* Begin DATA SECTION *

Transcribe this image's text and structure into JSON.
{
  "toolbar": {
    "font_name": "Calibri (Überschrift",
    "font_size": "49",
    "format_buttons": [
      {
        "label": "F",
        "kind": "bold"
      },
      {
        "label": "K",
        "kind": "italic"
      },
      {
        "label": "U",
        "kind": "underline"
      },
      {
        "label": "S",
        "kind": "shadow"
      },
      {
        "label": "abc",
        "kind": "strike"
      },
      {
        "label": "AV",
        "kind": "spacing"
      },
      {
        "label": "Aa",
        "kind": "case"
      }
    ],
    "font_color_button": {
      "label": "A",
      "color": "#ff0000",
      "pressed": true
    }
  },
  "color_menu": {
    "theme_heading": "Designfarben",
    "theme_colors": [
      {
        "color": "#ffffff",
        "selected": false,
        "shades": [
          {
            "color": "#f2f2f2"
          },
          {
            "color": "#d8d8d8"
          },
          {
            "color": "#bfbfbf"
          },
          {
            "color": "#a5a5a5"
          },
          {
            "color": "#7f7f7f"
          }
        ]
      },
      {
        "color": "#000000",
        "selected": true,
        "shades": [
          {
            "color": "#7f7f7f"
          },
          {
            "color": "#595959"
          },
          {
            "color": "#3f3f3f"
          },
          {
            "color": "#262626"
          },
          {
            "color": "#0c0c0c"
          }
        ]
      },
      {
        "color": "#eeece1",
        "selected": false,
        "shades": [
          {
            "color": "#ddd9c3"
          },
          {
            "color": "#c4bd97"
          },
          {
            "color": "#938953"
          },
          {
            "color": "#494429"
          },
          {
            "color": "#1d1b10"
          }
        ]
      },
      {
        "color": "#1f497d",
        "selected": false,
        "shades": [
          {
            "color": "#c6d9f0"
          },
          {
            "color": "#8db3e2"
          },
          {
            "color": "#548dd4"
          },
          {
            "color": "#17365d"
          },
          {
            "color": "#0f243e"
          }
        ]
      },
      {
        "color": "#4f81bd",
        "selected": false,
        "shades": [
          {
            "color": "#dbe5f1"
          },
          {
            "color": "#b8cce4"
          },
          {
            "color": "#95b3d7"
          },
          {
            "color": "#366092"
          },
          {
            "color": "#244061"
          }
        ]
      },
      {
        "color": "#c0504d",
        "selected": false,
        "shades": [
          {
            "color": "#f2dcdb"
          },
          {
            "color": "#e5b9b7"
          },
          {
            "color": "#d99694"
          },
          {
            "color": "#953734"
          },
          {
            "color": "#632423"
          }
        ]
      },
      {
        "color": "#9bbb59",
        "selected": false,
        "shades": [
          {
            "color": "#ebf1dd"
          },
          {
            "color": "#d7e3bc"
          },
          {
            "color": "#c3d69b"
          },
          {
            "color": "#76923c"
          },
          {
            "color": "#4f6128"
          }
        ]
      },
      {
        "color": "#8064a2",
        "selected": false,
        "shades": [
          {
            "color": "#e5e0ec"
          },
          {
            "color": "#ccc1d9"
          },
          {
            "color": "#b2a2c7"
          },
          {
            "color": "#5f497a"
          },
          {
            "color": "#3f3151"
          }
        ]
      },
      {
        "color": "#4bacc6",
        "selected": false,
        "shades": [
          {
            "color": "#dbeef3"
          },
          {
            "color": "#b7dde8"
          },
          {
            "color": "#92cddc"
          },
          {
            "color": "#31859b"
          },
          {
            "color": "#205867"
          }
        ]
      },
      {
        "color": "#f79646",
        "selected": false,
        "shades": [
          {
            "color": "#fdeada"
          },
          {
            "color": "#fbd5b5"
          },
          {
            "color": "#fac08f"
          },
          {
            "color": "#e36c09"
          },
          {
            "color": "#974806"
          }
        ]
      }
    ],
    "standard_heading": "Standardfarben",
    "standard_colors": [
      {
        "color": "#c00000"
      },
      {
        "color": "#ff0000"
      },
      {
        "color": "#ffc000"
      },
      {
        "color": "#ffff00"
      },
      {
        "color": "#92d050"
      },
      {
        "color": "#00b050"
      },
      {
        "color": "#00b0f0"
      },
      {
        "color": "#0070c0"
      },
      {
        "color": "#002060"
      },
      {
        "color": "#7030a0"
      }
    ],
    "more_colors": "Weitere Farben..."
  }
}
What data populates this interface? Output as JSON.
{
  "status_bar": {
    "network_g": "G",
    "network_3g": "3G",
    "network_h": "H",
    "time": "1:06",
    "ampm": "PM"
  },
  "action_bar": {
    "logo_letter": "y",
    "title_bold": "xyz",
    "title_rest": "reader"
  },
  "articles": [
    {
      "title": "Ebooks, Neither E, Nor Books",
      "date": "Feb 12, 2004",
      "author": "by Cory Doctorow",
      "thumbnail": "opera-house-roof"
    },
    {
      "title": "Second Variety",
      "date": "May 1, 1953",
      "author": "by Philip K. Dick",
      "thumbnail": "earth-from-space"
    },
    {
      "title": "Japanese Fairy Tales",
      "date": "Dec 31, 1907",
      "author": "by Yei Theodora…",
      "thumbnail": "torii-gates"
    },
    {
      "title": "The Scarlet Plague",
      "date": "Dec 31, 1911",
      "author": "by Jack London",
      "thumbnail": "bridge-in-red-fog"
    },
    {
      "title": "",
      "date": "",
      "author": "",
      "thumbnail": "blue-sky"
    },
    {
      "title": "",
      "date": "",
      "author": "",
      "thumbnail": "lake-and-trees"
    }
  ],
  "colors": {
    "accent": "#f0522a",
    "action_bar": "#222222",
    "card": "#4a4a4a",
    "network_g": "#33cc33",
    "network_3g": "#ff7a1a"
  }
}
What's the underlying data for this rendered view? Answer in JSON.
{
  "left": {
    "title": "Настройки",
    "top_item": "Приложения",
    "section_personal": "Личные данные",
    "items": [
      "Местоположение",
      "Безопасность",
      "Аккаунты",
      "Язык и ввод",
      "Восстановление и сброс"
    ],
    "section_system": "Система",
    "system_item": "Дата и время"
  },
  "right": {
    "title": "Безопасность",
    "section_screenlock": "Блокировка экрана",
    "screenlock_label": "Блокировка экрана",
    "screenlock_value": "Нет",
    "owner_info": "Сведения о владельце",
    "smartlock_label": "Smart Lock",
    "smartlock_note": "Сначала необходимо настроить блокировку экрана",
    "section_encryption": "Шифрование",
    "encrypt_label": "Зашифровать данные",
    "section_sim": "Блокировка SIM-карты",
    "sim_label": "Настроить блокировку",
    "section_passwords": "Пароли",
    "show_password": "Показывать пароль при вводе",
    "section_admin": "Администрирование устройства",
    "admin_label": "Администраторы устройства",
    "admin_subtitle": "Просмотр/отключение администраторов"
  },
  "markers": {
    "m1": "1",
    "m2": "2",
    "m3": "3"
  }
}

* End DATA SECTION *

SHORT EXERCISE: Look for "JSON" and pull out every line that has it.

TASK RESPONSE:
Transcribe this image's text and structure into JSON.
What data populates this interface? Output as JSON.
What's the underlying data for this rendered view? Answer in JSON.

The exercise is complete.